• _Problem statement_:
From the listing below, pull out the lines that hold "Recurring".

□ □ □ □ □ □ □

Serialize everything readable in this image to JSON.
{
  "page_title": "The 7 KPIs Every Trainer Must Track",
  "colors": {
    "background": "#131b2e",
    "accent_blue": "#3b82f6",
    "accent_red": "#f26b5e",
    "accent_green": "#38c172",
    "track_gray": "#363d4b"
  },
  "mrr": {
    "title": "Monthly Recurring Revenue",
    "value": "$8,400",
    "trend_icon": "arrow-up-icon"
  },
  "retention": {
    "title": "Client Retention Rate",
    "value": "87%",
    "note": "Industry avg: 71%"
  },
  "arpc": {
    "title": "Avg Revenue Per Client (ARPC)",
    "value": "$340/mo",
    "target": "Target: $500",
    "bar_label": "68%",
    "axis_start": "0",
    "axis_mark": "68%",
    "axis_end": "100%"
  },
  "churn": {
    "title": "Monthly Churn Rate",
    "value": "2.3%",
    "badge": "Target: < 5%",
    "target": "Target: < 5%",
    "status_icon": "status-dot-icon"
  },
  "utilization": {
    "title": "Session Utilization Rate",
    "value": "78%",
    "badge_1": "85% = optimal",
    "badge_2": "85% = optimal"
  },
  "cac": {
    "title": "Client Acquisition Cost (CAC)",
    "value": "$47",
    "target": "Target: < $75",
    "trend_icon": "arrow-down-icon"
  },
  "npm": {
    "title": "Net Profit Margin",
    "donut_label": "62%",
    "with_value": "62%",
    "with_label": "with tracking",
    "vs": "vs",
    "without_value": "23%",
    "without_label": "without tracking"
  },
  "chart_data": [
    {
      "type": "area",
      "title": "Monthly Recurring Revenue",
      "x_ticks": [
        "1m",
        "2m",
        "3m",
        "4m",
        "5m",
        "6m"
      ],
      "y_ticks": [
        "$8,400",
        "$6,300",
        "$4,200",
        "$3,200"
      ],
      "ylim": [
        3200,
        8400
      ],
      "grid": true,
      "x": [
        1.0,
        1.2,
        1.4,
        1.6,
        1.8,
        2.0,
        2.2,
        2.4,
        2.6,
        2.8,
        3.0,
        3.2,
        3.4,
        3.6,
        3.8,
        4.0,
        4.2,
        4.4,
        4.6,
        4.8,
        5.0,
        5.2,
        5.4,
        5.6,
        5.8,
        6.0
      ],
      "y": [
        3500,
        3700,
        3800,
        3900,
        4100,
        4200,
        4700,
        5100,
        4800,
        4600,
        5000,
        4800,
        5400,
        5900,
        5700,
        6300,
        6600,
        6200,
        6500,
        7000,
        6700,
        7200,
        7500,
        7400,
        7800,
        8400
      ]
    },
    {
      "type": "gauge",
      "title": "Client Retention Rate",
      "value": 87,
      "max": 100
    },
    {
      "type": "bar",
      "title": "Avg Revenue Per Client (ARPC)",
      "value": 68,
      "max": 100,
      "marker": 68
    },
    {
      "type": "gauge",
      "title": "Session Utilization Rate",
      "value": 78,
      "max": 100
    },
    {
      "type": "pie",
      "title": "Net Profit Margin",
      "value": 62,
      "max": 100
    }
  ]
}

□ □ □ □ □ □ □

• _Exercise response_:
    "title": "Monthly Recurring Revenue",
      "title": "Monthly Recurring Revenue",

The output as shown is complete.